Locate the word "problems" in the entries below, then gather every line that holds it.

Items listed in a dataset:
# # #
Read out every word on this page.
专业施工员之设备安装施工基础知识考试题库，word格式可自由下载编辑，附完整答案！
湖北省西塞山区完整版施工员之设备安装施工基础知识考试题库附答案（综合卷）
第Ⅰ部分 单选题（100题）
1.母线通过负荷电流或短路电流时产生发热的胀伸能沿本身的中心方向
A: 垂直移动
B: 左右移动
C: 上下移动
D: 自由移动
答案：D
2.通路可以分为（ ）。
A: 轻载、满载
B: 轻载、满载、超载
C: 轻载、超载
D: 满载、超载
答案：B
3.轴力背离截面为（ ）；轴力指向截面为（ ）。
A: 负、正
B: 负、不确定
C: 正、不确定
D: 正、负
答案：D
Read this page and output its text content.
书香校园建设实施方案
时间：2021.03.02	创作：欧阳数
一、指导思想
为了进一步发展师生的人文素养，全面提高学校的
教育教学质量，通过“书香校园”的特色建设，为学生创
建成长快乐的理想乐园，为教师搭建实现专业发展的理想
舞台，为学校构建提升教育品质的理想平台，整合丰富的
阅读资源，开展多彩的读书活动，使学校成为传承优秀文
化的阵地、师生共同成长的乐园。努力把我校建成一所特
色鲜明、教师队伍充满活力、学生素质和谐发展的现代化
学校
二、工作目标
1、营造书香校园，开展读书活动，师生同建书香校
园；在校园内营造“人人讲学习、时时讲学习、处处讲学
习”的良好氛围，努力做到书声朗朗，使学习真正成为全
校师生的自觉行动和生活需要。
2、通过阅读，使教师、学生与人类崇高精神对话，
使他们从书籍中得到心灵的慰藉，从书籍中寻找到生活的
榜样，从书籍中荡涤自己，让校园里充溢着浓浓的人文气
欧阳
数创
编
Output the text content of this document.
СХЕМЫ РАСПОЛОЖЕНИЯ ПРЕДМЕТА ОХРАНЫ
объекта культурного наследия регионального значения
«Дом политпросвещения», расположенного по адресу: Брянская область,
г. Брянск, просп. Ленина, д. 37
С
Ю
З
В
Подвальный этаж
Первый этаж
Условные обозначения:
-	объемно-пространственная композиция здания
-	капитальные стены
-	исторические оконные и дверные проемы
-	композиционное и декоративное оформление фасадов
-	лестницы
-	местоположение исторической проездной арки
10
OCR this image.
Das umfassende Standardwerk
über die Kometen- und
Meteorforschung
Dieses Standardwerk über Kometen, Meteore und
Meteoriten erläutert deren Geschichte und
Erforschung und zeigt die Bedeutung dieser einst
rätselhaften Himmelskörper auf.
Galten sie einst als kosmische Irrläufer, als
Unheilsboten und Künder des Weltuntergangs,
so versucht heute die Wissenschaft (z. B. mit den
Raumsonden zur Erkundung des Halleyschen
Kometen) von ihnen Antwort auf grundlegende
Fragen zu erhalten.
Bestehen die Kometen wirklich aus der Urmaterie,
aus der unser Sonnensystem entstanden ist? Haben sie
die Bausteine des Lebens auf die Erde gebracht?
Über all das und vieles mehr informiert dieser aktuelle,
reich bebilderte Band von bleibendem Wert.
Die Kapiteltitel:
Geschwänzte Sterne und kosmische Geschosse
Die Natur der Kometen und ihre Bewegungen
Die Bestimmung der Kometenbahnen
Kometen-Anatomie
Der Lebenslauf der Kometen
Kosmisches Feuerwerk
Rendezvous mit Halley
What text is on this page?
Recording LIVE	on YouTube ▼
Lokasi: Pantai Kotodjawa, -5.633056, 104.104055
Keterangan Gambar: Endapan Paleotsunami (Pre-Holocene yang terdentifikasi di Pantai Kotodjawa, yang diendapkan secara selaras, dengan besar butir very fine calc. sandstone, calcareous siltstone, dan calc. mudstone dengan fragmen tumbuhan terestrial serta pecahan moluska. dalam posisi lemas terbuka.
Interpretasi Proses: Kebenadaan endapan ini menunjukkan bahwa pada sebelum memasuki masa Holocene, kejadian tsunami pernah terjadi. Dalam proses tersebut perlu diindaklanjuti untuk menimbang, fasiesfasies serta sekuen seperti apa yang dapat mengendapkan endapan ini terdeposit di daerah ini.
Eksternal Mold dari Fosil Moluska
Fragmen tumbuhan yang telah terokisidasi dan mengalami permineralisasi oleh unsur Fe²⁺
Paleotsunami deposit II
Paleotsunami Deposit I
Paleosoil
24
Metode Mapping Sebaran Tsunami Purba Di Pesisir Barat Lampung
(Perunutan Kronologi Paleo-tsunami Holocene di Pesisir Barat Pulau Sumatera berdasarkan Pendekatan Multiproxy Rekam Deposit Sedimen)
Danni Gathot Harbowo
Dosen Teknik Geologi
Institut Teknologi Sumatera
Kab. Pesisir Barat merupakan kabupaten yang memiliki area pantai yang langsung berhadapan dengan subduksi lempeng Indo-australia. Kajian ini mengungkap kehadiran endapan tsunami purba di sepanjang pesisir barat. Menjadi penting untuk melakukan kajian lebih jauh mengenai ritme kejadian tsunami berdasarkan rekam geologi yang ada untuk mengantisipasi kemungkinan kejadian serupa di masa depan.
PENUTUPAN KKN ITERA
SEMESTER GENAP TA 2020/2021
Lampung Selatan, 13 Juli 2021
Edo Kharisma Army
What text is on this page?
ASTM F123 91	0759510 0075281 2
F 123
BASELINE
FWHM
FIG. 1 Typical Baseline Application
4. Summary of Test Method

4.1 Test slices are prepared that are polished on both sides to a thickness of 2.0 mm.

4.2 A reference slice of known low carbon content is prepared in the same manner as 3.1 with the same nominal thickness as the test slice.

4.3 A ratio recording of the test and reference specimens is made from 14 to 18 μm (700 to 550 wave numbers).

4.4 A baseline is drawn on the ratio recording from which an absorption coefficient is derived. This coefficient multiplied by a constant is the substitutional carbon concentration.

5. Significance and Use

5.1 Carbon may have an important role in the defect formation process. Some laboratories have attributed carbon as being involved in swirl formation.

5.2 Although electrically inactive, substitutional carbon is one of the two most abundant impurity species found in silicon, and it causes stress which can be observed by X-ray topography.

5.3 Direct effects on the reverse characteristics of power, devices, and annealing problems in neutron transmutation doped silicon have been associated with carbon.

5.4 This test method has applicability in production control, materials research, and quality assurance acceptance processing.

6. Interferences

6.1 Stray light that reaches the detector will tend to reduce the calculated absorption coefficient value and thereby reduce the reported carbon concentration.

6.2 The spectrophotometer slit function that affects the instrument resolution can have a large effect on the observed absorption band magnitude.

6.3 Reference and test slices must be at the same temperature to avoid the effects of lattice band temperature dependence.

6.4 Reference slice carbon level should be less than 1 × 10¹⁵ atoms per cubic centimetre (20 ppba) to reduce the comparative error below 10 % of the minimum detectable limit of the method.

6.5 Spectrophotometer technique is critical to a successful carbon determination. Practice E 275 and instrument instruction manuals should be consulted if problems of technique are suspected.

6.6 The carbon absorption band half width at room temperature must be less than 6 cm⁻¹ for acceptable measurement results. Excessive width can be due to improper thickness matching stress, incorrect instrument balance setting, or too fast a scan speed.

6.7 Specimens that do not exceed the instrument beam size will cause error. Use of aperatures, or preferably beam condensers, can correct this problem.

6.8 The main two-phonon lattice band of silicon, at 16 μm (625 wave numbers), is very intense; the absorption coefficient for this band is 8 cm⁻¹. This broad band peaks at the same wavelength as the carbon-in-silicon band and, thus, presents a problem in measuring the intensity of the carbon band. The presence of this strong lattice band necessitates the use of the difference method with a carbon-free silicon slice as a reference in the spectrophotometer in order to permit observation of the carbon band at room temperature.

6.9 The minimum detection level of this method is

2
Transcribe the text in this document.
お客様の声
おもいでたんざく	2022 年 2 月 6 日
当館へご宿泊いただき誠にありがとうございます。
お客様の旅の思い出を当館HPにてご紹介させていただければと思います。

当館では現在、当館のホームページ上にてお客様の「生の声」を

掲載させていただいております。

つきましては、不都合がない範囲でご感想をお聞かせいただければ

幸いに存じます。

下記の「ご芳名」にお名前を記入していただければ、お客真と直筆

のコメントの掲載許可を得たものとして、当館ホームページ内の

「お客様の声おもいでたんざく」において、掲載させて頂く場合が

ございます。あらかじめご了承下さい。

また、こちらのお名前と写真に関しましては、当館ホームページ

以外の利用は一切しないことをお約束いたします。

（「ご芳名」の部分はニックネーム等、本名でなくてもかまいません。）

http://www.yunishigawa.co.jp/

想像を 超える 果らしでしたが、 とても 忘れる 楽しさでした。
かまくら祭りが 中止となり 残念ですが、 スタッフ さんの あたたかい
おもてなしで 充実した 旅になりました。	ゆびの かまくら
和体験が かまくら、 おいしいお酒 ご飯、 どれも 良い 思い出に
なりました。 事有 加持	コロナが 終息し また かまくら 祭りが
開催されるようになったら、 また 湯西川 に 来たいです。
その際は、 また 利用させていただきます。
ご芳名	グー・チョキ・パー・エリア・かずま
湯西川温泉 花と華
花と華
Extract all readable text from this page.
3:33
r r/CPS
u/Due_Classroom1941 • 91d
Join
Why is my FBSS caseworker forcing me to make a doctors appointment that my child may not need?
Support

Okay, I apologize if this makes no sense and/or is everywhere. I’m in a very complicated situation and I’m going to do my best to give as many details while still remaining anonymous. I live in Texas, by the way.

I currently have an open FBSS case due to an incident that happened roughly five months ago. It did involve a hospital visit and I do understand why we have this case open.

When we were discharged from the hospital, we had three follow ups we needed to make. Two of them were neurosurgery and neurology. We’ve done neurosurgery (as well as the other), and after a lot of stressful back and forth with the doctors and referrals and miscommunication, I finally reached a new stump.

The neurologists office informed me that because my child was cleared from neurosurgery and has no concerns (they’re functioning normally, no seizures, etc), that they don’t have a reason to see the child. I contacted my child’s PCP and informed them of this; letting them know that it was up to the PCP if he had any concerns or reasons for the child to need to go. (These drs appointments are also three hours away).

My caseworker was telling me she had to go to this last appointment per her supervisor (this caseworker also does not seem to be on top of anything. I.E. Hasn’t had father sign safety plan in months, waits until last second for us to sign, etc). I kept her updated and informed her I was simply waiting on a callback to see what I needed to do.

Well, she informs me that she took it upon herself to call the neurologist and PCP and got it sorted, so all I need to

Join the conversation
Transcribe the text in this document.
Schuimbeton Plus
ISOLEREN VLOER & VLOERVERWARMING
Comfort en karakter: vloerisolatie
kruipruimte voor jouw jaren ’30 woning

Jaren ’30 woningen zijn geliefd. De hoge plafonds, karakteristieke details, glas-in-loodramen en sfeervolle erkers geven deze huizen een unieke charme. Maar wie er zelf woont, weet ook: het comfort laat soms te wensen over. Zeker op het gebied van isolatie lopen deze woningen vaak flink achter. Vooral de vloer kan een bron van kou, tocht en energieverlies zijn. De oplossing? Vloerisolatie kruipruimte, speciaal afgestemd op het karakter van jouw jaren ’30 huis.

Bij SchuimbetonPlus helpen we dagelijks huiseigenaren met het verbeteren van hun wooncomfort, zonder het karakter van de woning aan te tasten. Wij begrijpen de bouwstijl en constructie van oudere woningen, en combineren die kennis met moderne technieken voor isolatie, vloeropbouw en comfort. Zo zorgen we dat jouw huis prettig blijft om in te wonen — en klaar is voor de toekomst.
# # #
*WORKED SOLUTION*:
5.3 Direct effects on the reverse characteristics of power, devices, and annealing problems in neutron transmutation doped silicon have been associated with carbon.
6.5 Spectrophotometer technique is critical to a successful carbon determination. Practice E 275 and instrument instruction manuals should be consulted if problems of technique are suspected.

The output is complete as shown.